(Items listed in a dataset)

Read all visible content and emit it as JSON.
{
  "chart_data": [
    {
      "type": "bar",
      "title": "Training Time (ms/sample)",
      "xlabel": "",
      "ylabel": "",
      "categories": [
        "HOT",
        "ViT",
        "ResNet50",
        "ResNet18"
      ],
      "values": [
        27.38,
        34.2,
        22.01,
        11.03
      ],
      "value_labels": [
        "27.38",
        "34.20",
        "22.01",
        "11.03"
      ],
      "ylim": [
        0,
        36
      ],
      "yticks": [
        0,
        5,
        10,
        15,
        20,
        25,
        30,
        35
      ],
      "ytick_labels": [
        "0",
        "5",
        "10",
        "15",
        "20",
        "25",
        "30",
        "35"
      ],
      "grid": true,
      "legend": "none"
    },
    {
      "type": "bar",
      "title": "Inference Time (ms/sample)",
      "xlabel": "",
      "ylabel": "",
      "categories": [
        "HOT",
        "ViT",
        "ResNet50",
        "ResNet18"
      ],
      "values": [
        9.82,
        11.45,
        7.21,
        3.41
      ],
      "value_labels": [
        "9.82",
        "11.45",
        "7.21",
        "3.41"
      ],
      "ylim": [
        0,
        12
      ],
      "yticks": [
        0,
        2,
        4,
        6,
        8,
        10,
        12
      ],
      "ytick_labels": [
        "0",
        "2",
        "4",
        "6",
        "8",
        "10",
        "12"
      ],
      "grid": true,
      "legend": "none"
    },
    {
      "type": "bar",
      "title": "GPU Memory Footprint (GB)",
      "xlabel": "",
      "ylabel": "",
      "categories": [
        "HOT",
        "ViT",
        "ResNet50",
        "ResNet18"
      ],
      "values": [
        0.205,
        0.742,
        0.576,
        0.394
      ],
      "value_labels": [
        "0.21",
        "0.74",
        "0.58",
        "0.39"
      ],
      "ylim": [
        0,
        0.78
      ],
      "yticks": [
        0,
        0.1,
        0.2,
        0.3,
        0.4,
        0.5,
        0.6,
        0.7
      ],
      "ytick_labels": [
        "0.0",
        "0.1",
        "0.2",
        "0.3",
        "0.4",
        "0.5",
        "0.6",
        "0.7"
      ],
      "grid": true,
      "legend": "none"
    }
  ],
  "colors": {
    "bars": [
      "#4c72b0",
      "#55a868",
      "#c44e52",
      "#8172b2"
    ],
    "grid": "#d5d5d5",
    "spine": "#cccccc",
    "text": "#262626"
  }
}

WHAT THE TASK REQUIRES → Return all of the above records exactly, leaving no line out.

FINISHED TASK →
Read all visible content and emit it as JSON.
{
  "chart_data": [
    {
      "type": "bar",
      "title": "Training Time (ms/sample)",
      "xlabel": "",
      "ylabel": "",
      "categories": [
        "HOT",
        "ViT",
        "ResNet50",
        "ResNet18"
      ],
      "values": [
        27.38,
        34.2,
        22.01,
        11.03
      ],
      "value_labels": [
        "27.38",
        "34.20",
        "22.01",
        "11.03"
      ],
      "ylim": [
        0,
        36
      ],
      "yticks": [
        0,
        5,
        10,
        15,
        20,
        25,
        30,
        35
      ],
      "ytick_labels": [
        "0",
        "5",
        "10",
        "15",
        "20",
        "25",
        "30",
        "35"
      ],
      "grid": true,
      "legend": "none"
    },
    {
      "type": "bar",
      "title": "Inference Time (ms/sample)",
      "xlabel": "",
      "ylabel": "",
      "categories": [
        "HOT",
        "ViT",
        "ResNet50",
        "ResNet18"
      ],
      "values": [
        9.82,
        11.45,
        7.21,
        3.41
      ],
      "value_labels": [
        "9.82",
        "11.45",
        "7.21",
        "3.41"
      ],
      "ylim": [
        0,
        12
      ],
      "yticks": [
        0,
        2,
        4,
        6,
        8,
        10,
        12
      ],
      "ytick_labels": [
        "0",
        "2",
        "4",
        "6",
        "8",
        "10",
        "12"
      ],
      "grid": true,
      "legend": "none"
    },
    {
      "type": "bar",
      "title": "GPU Memory Footprint (GB)",
      "xlabel": "",
      "ylabel": "",
      "categories": [
        "HOT",
        "ViT",
        "ResNet50",
        "ResNet18"
      ],
      "values": [
        0.205,
        0.742,
        0.576,
        0.394
      ],
      "value_labels": [
        "0.21",
        "0.74",
        "0.58",
        "0.39"
      ],
      "ylim": [
        0,
        0.78
      ],
      "yticks": [
        0,
        0.1,
        0.2,
        0.3,
        0.4,
        0.5,
        0.6,
        0.7
      ],
      "ytick_labels": [
        "0.0",
        "0.1",
        "0.2",
        "0.3",
        "0.4",
        "0.5",
        "0.6",
        "0.7"
      ],
      "grid": true,
      "legend": "none"
    }
  ],
  "colors": {
    "bars": [
      "#4c72b0",
      "#55a868",
      "#c44e52",
      "#8172b2"
    ],
    "grid": "#d5d5d5",
    "spine": "#cccccc",
    "text": "#262626"
  }
}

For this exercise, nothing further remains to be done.